__Set task__: From the records below, copy every line that contains the word "Leinsamen".

__Recorded data__:
--- START ---
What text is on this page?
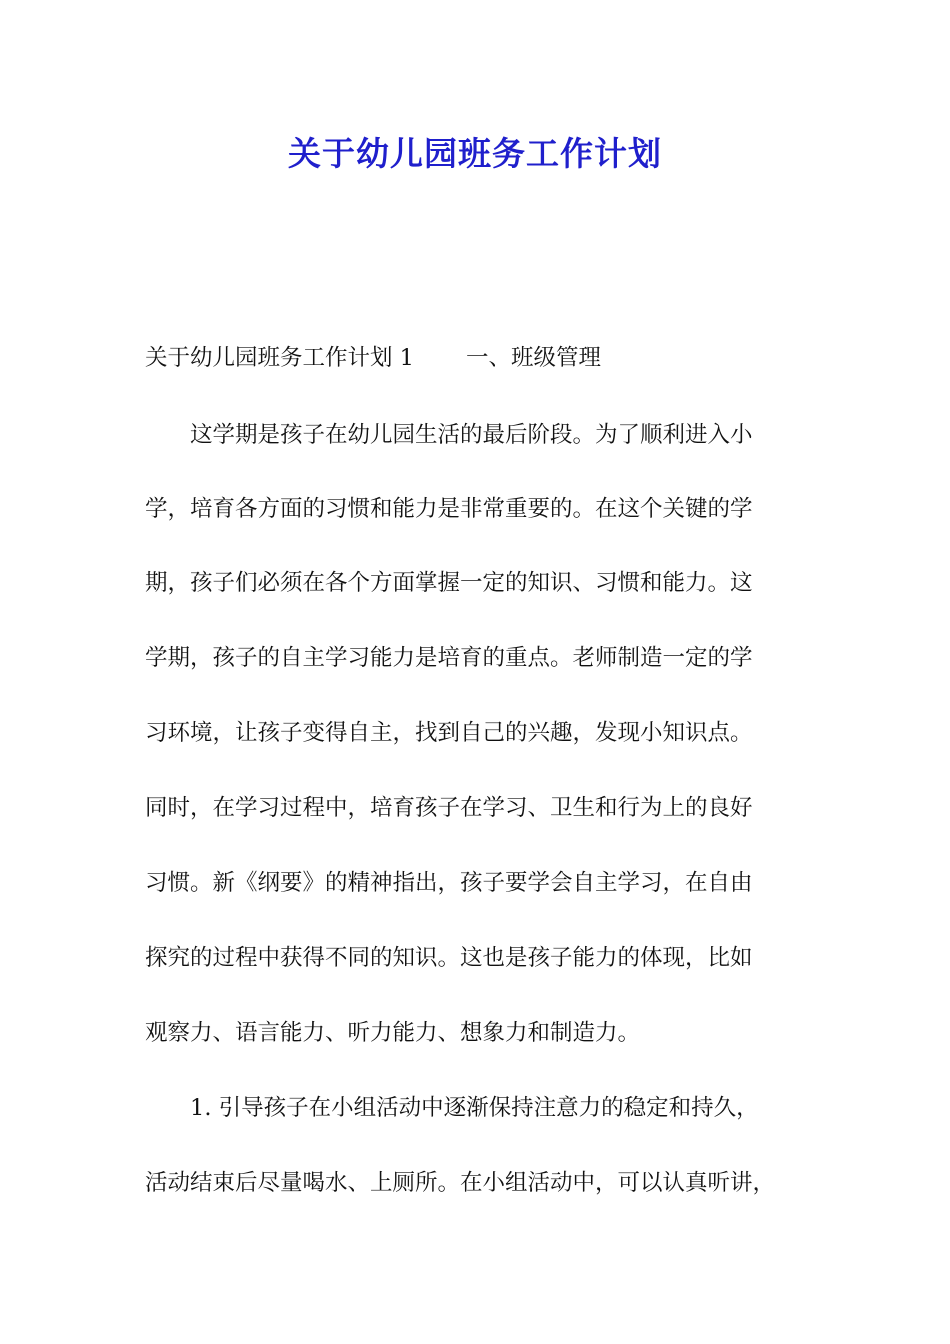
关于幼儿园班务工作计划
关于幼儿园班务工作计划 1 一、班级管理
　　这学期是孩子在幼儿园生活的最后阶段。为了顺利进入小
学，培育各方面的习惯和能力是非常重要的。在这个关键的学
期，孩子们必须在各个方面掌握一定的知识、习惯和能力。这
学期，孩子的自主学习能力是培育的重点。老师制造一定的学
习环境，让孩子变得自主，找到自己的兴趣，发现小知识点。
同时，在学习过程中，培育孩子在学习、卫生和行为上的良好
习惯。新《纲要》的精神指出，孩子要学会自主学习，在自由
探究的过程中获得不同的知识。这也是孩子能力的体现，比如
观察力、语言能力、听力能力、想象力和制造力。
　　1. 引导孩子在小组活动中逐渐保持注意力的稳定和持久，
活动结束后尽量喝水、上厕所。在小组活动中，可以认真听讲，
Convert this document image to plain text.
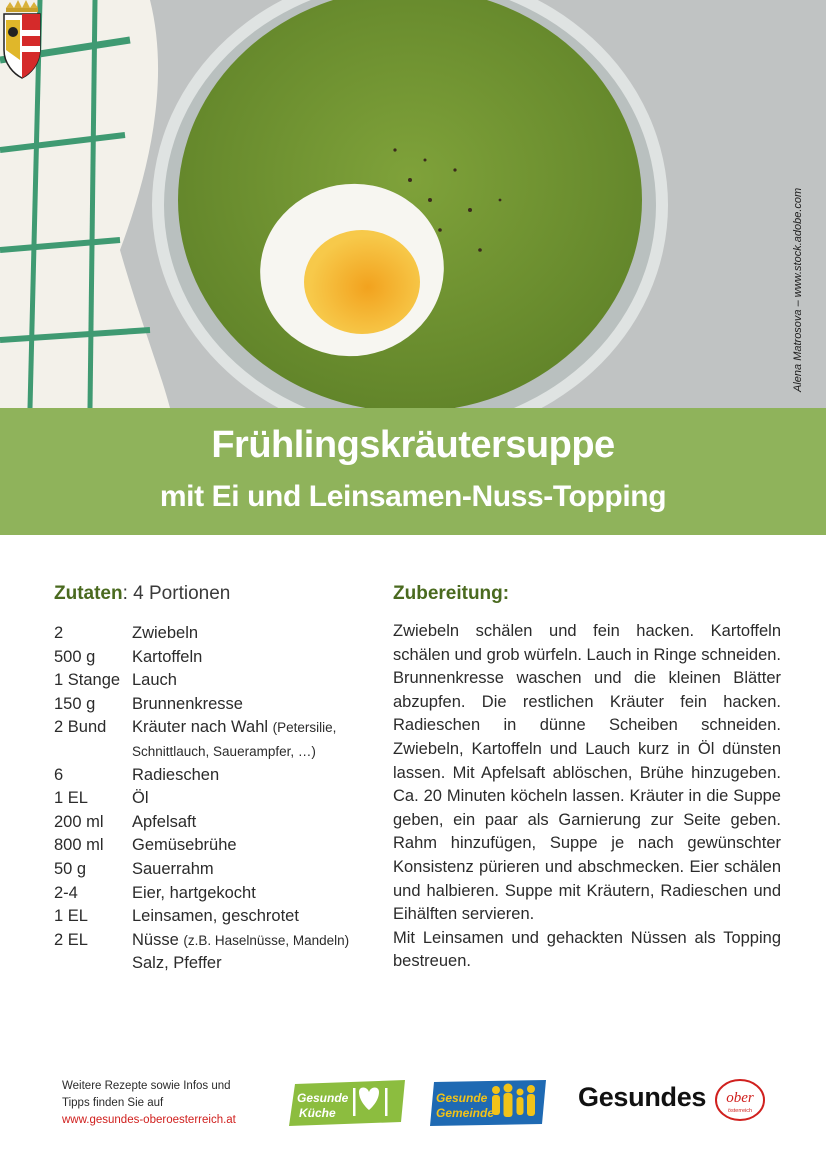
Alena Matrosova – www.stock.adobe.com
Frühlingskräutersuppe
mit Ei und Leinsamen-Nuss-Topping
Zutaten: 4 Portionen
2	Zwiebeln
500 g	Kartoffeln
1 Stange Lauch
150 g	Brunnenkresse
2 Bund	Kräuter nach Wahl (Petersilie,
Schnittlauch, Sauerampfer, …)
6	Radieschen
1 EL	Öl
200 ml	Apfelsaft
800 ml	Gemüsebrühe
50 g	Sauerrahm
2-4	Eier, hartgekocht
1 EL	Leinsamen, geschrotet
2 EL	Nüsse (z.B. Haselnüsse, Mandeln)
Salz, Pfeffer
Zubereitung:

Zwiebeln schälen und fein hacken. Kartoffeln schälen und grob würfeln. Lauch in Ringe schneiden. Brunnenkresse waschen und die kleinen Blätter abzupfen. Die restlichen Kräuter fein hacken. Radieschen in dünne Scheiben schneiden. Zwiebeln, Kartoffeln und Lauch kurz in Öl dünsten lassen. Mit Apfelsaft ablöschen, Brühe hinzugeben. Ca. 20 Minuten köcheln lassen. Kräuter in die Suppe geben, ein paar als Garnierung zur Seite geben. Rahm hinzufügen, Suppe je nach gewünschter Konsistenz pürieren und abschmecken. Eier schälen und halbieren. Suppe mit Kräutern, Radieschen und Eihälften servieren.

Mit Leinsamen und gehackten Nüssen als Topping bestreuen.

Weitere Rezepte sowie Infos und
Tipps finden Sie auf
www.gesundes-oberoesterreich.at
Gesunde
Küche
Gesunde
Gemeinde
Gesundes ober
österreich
--- END ---
--- START ---
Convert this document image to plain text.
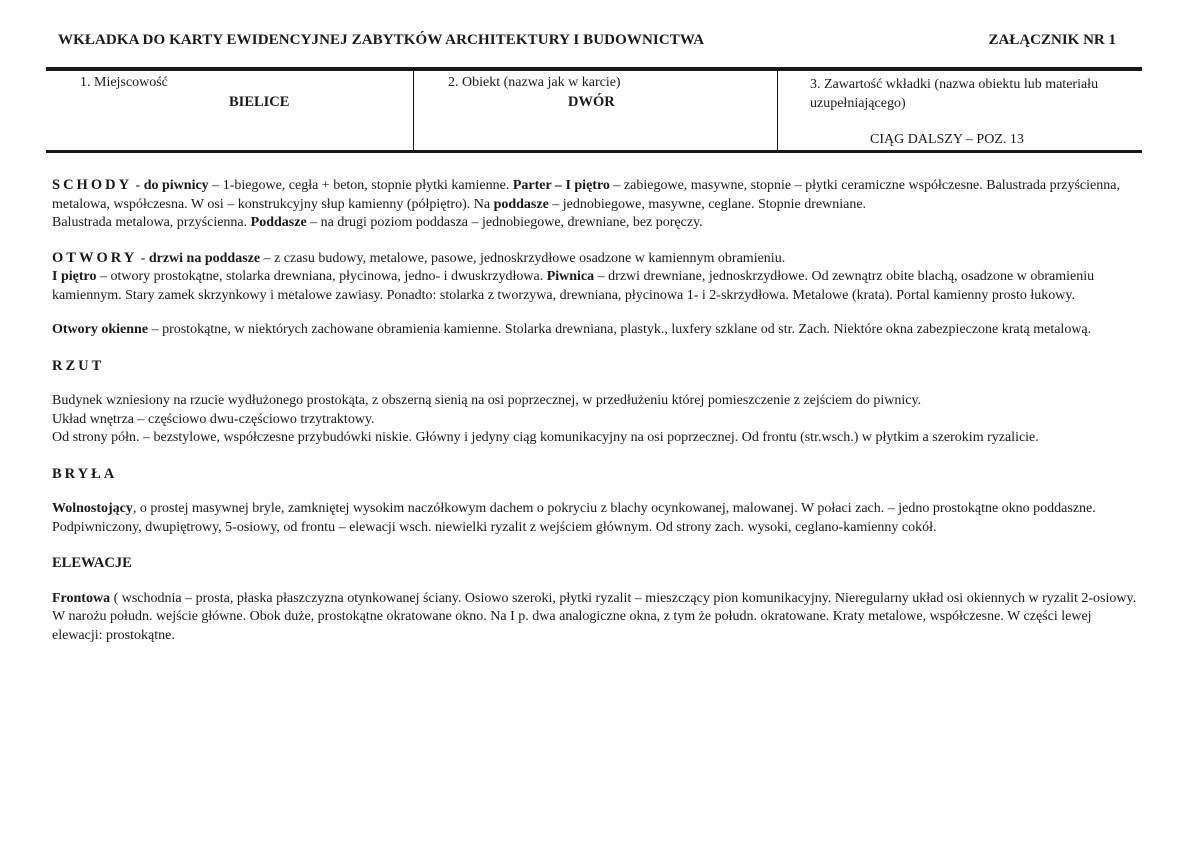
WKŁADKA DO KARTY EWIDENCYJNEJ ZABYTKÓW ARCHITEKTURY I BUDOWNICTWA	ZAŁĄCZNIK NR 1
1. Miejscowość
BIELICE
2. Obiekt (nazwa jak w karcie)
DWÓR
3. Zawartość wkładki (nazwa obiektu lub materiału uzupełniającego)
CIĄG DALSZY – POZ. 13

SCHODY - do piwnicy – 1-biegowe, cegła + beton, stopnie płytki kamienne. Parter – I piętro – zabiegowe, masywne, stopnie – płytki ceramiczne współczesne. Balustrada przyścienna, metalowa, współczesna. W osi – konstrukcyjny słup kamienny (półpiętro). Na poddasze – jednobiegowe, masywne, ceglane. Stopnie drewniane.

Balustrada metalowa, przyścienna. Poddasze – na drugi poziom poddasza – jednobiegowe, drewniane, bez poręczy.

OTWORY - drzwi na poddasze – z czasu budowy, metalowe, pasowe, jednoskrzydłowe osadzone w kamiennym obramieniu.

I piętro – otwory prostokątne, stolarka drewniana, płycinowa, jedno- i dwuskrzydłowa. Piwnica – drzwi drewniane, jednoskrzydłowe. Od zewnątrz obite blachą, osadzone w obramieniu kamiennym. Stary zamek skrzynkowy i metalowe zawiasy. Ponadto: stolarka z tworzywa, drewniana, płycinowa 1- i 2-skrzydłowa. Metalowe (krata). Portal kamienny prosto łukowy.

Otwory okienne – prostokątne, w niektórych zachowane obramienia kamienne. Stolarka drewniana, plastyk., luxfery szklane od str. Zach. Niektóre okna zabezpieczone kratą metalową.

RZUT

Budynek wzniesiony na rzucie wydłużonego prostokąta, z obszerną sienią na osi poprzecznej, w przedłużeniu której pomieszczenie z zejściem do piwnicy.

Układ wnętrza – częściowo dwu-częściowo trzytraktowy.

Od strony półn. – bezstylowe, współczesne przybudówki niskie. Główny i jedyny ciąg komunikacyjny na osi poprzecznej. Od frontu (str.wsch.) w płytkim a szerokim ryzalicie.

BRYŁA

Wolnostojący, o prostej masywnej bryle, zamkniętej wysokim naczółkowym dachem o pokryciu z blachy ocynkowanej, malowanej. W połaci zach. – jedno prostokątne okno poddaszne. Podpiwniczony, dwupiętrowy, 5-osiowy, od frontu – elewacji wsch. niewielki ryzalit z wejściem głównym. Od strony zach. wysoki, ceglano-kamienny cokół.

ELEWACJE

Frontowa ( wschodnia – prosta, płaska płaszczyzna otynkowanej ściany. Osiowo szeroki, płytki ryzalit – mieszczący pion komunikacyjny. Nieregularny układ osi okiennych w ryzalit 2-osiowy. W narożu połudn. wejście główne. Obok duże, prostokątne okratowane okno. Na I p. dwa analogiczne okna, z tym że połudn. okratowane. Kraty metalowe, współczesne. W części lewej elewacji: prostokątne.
--- END ---
__Solution below__:
mit Ei und Leinsamen-Nuss-Topping
1 EL	Leinsamen, geschrotet
Mit Leinsamen und gehackten Nüssen als Topping bestreuen.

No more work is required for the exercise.